Required task: Take every line from the listing below that includes "Type" and copy it.

Records for processing:
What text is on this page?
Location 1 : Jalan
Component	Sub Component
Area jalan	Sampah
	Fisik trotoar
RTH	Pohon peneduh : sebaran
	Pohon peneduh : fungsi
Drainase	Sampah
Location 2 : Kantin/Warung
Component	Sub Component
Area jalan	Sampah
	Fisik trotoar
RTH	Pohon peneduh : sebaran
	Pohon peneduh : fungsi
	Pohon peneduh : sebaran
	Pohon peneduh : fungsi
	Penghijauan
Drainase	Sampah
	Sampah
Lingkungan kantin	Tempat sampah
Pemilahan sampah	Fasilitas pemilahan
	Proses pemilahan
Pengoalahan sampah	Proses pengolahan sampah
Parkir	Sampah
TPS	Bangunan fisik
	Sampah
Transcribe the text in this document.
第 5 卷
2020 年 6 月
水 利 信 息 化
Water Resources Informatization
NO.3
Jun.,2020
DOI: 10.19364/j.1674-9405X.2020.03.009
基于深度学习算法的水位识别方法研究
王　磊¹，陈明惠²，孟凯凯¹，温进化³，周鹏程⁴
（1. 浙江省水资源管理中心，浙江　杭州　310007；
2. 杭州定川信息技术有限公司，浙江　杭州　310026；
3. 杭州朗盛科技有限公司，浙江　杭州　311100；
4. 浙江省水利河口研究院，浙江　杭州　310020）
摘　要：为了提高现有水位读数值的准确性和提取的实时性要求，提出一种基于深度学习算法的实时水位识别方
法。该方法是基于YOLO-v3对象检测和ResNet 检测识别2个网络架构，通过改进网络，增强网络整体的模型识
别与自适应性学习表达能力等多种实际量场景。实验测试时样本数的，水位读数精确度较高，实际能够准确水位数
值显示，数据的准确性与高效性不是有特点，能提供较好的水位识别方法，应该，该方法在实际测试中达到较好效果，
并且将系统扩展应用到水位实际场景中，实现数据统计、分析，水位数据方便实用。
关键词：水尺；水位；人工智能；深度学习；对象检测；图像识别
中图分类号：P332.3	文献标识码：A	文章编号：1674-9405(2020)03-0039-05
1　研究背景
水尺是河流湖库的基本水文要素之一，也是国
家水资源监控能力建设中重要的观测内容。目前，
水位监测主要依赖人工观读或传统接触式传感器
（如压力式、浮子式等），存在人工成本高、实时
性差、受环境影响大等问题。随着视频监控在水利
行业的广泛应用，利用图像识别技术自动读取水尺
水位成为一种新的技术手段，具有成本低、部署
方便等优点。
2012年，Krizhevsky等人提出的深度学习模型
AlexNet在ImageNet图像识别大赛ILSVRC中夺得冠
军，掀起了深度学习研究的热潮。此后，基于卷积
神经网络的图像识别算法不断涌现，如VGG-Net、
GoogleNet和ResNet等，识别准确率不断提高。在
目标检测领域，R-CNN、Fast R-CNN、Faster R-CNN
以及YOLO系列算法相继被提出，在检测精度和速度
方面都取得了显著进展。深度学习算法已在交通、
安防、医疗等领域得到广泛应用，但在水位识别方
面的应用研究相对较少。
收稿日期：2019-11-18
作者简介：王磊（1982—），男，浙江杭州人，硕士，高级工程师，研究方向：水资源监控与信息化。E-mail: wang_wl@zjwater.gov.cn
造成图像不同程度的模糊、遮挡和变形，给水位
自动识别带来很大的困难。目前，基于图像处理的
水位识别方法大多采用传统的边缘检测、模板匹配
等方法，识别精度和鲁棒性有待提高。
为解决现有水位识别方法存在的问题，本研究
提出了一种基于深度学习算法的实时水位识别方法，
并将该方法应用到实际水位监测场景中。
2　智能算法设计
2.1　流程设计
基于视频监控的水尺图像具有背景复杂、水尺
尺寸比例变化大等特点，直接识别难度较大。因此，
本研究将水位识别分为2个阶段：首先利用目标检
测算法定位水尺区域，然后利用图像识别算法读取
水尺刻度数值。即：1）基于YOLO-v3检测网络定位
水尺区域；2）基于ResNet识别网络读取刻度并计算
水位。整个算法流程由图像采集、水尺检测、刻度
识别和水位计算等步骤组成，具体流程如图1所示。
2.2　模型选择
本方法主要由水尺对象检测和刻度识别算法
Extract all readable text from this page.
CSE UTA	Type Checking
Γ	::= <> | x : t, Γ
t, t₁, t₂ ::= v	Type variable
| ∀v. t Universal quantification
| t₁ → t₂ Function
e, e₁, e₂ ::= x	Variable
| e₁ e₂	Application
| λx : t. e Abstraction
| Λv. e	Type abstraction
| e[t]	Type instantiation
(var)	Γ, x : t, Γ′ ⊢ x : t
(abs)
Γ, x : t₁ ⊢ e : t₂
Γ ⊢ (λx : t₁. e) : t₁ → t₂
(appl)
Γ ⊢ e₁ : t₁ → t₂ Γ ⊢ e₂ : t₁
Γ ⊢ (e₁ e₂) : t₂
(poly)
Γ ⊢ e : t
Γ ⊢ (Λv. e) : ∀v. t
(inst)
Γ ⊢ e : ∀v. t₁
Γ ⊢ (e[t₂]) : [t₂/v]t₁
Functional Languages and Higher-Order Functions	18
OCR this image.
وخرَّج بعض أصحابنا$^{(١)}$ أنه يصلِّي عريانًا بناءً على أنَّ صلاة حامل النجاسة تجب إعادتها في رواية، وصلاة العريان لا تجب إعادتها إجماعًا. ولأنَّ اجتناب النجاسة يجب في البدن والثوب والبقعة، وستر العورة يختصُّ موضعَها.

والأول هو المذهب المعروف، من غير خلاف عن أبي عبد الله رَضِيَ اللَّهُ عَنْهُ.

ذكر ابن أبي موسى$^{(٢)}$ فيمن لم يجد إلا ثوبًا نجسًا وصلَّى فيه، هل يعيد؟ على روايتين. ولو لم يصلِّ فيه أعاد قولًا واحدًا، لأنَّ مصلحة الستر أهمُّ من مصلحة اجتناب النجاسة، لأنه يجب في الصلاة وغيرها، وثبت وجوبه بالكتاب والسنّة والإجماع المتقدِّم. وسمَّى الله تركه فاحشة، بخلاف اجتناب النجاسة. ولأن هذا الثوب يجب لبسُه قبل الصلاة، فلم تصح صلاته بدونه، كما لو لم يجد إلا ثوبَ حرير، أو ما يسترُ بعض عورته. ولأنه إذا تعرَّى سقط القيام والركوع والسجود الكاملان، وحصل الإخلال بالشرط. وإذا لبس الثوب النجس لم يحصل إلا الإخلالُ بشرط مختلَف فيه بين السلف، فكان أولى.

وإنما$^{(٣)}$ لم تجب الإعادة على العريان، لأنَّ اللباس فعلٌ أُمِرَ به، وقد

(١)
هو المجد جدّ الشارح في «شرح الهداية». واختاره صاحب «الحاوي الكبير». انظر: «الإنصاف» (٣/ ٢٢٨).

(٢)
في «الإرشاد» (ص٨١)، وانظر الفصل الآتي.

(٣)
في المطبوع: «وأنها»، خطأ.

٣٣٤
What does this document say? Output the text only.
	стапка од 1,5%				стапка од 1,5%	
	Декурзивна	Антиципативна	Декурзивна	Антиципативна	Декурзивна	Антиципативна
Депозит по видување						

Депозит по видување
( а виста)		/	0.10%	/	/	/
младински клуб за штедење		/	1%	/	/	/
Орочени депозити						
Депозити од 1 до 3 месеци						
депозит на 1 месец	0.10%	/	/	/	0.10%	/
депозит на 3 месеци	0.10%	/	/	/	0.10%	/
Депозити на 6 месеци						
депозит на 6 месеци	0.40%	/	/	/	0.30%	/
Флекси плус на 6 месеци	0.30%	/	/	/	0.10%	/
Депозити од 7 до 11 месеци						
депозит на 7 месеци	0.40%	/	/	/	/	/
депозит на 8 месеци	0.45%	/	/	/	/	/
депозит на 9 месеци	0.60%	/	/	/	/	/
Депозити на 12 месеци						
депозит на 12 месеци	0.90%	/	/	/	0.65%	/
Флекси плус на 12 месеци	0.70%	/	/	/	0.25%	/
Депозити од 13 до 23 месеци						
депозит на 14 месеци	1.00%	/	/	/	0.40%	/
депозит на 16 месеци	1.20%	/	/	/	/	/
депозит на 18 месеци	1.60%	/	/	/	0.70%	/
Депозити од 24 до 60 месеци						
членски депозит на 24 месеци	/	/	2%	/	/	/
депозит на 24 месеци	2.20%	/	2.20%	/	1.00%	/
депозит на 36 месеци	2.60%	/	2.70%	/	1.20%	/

Result of the task:
CSE UTA	Type Checking
t, t₁, t₂ ::= v	Type variable
| Λv. e	Type abstraction
| e[t]	Type instantiation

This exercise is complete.